DATA LINES:
====

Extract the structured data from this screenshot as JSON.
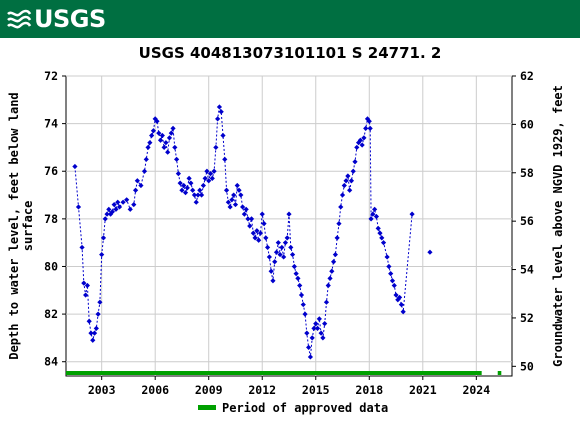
{
  "header": {
    "logo_text": "USGS",
    "logo_icon": "usgs-wave-icon",
    "background": "#006f41"
  },
  "chart_data": {
    "type": "scatter",
    "title": "USGS 404813073101101 S 24771. 2",
    "ylabel_left": [
      "Depth to water level, feet below land",
      "surface"
    ],
    "ylabel_right": "Groundwater level above NGVD 1929, feet",
    "xlabel": "",
    "xlim": [
      2001.0,
      2026.0
    ],
    "ylim_left": [
      84.6,
      72.0
    ],
    "ylim_right": [
      49.6,
      62.0
    ],
    "x_ticks": [
      2003,
      2006,
      2009,
      2012,
      2015,
      2018,
      2021,
      2024
    ],
    "y_ticks_left": [
      72,
      74,
      76,
      78,
      80,
      82,
      84
    ],
    "y_ticks_right": [
      50,
      52,
      54,
      56,
      58,
      60,
      62
    ],
    "grid": true,
    "series_color": "#0000cc",
    "approved_color": "#00a000",
    "legend": {
      "label": "Period of approved data",
      "placement": "bottom-center"
    },
    "series": [
      {
        "values": [
          [
            2001.5,
            75.8
          ],
          [
            2001.7,
            77.5
          ],
          [
            2001.9,
            79.2
          ],
          [
            2002.0,
            80.7
          ],
          [
            2002.1,
            81.2
          ],
          [
            2002.2,
            80.8
          ],
          [
            2002.3,
            82.3
          ],
          [
            2002.4,
            82.8
          ],
          [
            2002.5,
            83.1
          ],
          [
            2002.6,
            82.8
          ],
          [
            2002.7,
            82.6
          ],
          [
            2002.8,
            82.0
          ],
          [
            2002.9,
            81.5
          ],
          [
            2003.0,
            79.5
          ],
          [
            2003.1,
            78.8
          ],
          [
            2003.2,
            78.0
          ],
          [
            2003.3,
            77.8
          ],
          [
            2003.4,
            77.6
          ],
          [
            2003.5,
            77.8
          ],
          [
            2003.6,
            77.7
          ],
          [
            2003.7,
            77.4
          ],
          [
            2003.8,
            77.6
          ],
          [
            2003.9,
            77.3
          ],
          [
            2004.0,
            77.5
          ],
          [
            2004.2,
            77.3
          ],
          [
            2004.4,
            77.2
          ],
          [
            2004.6,
            77.6
          ],
          [
            2004.8,
            77.4
          ],
          [
            2004.9,
            76.8
          ],
          [
            2005.0,
            76.4
          ],
          [
            2005.2,
            76.6
          ],
          [
            2005.4,
            76.0
          ],
          [
            2005.5,
            75.5
          ],
          [
            2005.6,
            75.0
          ],
          [
            2005.7,
            74.8
          ],
          [
            2005.8,
            74.5
          ],
          [
            2005.9,
            74.3
          ],
          [
            2006.0,
            73.8
          ],
          [
            2006.1,
            73.9
          ],
          [
            2006.2,
            74.4
          ],
          [
            2006.3,
            74.7
          ],
          [
            2006.4,
            74.5
          ],
          [
            2006.5,
            75.0
          ],
          [
            2006.6,
            74.8
          ],
          [
            2006.7,
            75.2
          ],
          [
            2006.8,
            74.6
          ],
          [
            2006.9,
            74.4
          ],
          [
            2007.0,
            74.2
          ],
          [
            2007.1,
            75.0
          ],
          [
            2007.2,
            75.5
          ],
          [
            2007.3,
            76.1
          ],
          [
            2007.4,
            76.5
          ],
          [
            2007.5,
            76.8
          ],
          [
            2007.6,
            76.6
          ],
          [
            2007.7,
            76.9
          ],
          [
            2007.8,
            76.7
          ],
          [
            2007.9,
            76.3
          ],
          [
            2008.0,
            76.5
          ],
          [
            2008.1,
            76.8
          ],
          [
            2008.2,
            77.0
          ],
          [
            2008.3,
            77.3
          ],
          [
            2008.4,
            77.0
          ],
          [
            2008.5,
            76.8
          ],
          [
            2008.6,
            77.0
          ],
          [
            2008.7,
            76.6
          ],
          [
            2008.8,
            76.3
          ],
          [
            2008.9,
            76.0
          ],
          [
            2009.0,
            76.4
          ],
          [
            2009.1,
            76.1
          ],
          [
            2009.2,
            76.3
          ],
          [
            2009.3,
            76.0
          ],
          [
            2009.4,
            75.0
          ],
          [
            2009.5,
            73.8
          ],
          [
            2009.6,
            73.3
          ],
          [
            2009.7,
            73.5
          ],
          [
            2009.8,
            74.5
          ],
          [
            2009.9,
            75.5
          ],
          [
            2010.0,
            76.8
          ],
          [
            2010.1,
            77.3
          ],
          [
            2010.2,
            77.5
          ],
          [
            2010.3,
            77.2
          ],
          [
            2010.4,
            77.0
          ],
          [
            2010.5,
            77.4
          ],
          [
            2010.6,
            76.6
          ],
          [
            2010.7,
            76.8
          ],
          [
            2010.8,
            77.0
          ],
          [
            2010.9,
            77.5
          ],
          [
            2011.0,
            77.8
          ],
          [
            2011.1,
            77.6
          ],
          [
            2011.2,
            78.0
          ],
          [
            2011.3,
            78.3
          ],
          [
            2011.4,
            78.0
          ],
          [
            2011.5,
            78.6
          ],
          [
            2011.6,
            78.8
          ],
          [
            2011.7,
            78.5
          ],
          [
            2011.8,
            78.9
          ],
          [
            2011.9,
            78.6
          ],
          [
            2012.0,
            77.8
          ],
          [
            2012.1,
            78.2
          ],
          [
            2012.2,
            78.8
          ],
          [
            2012.3,
            79.2
          ],
          [
            2012.4,
            79.6
          ],
          [
            2012.5,
            80.2
          ],
          [
            2012.6,
            80.6
          ],
          [
            2012.7,
            79.8
          ],
          [
            2012.8,
            79.4
          ],
          [
            2012.9,
            79.0
          ],
          [
            2013.0,
            79.5
          ],
          [
            2013.1,
            79.2
          ],
          [
            2013.2,
            79.6
          ],
          [
            2013.3,
            79.0
          ],
          [
            2013.4,
            78.8
          ],
          [
            2013.5,
            77.8
          ],
          [
            2013.6,
            79.2
          ],
          [
            2013.7,
            79.5
          ],
          [
            2013.8,
            80.0
          ],
          [
            2013.9,
            80.3
          ],
          [
            2014.0,
            80.5
          ],
          [
            2014.1,
            80.8
          ],
          [
            2014.2,
            81.2
          ],
          [
            2014.3,
            81.6
          ],
          [
            2014.4,
            82.0
          ],
          [
            2014.5,
            82.8
          ],
          [
            2014.6,
            83.4
          ],
          [
            2014.7,
            83.8
          ],
          [
            2014.8,
            83.0
          ],
          [
            2014.9,
            82.6
          ],
          [
            2015.0,
            82.4
          ],
          [
            2015.1,
            82.6
          ],
          [
            2015.2,
            82.2
          ],
          [
            2015.3,
            82.8
          ],
          [
            2015.4,
            83.0
          ],
          [
            2015.5,
            82.4
          ],
          [
            2015.6,
            81.5
          ],
          [
            2015.7,
            80.8
          ],
          [
            2015.8,
            80.5
          ],
          [
            2015.9,
            80.2
          ],
          [
            2016.0,
            79.8
          ],
          [
            2016.1,
            79.5
          ],
          [
            2016.2,
            78.8
          ],
          [
            2016.3,
            78.2
          ],
          [
            2016.4,
            77.5
          ],
          [
            2016.5,
            77.0
          ],
          [
            2016.6,
            76.6
          ],
          [
            2016.7,
            76.4
          ],
          [
            2016.8,
            76.2
          ],
          [
            2016.9,
            76.8
          ],
          [
            2017.0,
            76.4
          ],
          [
            2017.1,
            76.0
          ],
          [
            2017.2,
            75.6
          ],
          [
            2017.3,
            75.0
          ],
          [
            2017.4,
            74.8
          ],
          [
            2017.5,
            74.7
          ],
          [
            2017.6,
            74.9
          ],
          [
            2017.7,
            74.6
          ],
          [
            2017.8,
            74.2
          ],
          [
            2017.9,
            73.8
          ],
          [
            2018.0,
            73.9
          ],
          [
            2018.05,
            74.2
          ],
          [
            2018.1,
            78.0
          ],
          [
            2018.2,
            77.8
          ],
          [
            2018.3,
            77.6
          ],
          [
            2018.4,
            77.9
          ],
          [
            2018.5,
            78.4
          ],
          [
            2018.6,
            78.6
          ],
          [
            2018.7,
            78.8
          ],
          [
            2018.8,
            79.0
          ],
          [
            2019.0,
            79.6
          ],
          [
            2019.1,
            80.0
          ],
          [
            2019.2,
            80.3
          ],
          [
            2019.3,
            80.6
          ],
          [
            2019.4,
            80.8
          ],
          [
            2019.5,
            81.2
          ],
          [
            2019.6,
            81.4
          ],
          [
            2019.7,
            81.3
          ],
          [
            2019.8,
            81.6
          ],
          [
            2019.9,
            81.9
          ],
          [
            2020.4,
            77.8
          ],
          [
            2021.4,
            79.4
          ]
        ]
      }
    ],
    "approved_periods": [
      [
        2001.0,
        2024.3
      ],
      [
        2025.2,
        2025.4
      ]
    ]
  }
}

====

Going through the entries above, tally each line that has the word "feet". Answer with the number only.

2